AIM: Retype the listing that follows, exactly as written.

◆ ◆ ◆

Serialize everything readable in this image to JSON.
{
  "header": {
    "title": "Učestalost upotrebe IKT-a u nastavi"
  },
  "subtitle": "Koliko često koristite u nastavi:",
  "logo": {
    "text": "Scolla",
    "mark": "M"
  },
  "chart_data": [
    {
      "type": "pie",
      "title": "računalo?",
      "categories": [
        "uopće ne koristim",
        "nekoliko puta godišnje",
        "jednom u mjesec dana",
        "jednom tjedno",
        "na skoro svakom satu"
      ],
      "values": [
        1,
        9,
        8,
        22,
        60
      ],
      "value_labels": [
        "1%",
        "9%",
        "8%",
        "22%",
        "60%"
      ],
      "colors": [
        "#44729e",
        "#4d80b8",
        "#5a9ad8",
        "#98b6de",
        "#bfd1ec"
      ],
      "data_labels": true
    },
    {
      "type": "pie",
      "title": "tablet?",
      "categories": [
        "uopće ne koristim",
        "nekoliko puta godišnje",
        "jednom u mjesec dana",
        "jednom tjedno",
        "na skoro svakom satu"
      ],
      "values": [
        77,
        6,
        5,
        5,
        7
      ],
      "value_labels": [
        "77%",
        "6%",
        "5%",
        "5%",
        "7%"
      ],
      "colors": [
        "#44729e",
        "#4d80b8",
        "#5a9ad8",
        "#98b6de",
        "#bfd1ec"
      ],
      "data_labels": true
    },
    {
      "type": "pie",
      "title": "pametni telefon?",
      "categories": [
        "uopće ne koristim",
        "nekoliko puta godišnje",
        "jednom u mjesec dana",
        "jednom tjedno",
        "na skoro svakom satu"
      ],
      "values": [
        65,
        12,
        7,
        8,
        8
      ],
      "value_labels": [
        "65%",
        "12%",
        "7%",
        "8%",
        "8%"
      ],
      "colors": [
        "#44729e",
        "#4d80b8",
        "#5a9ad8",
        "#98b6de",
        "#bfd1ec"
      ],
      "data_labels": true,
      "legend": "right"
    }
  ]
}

◆ ◆ ◆

EXERCISE RESPONSE:
Serialize everything readable in this image to JSON.
{
  "header": {
    "title": "Učestalost upotrebe IKT-a u nastavi"
  },
  "subtitle": "Koliko često koristite u nastavi:",
  "logo": {
    "text": "Scolla",
    "mark": "M"
  },
  "chart_data": [
    {
      "type": "pie",
      "title": "računalo?",
      "categories": [
        "uopće ne koristim",
        "nekoliko puta godišnje",
        "jednom u mjesec dana",
        "jednom tjedno",
        "na skoro svakom satu"
      ],
      "values": [
        1,
        9,
        8,
        22,
        60
      ],
      "value_labels": [
        "1%",
        "9%",
        "8%",
        "22%",
        "60%"
      ],
      "colors": [
        "#44729e",
        "#4d80b8",
        "#5a9ad8",
        "#98b6de",
        "#bfd1ec"
      ],
      "data_labels": true
    },
    {
      "type": "pie",
      "title": "tablet?",
      "categories": [
        "uopće ne koristim",
        "nekoliko puta godišnje",
        "jednom u mjesec dana",
        "jednom tjedno",
        "na skoro svakom satu"
      ],
      "values": [
        77,
        6,
        5,
        5,
        7
      ],
      "value_labels": [
        "77%",
        "6%",
        "5%",
        "5%",
        "7%"
      ],
      "colors": [
        "#44729e",
        "#4d80b8",
        "#5a9ad8",
        "#98b6de",
        "#bfd1ec"
      ],
      "data_labels": true
    },
    {
      "type": "pie",
      "title": "pametni telefon?",
      "categories": [
        "uopće ne koristim",
        "nekoliko puta godišnje",
        "jednom u mjesec dana",
        "jednom tjedno",
        "na skoro svakom satu"
      ],
      "values": [
        65,
        12,
        7,
        8,
        8
      ],
      "value_labels": [
        "65%",
        "12%",
        "7%",
        "8%",
        "8%"
      ],
      "colors": [
        "#44729e",
        "#4d80b8",
        "#5a9ad8",
        "#98b6de",
        "#bfd1ec"
      ],
      "data_labels": true,
      "legend": "right"
    }
  ]
}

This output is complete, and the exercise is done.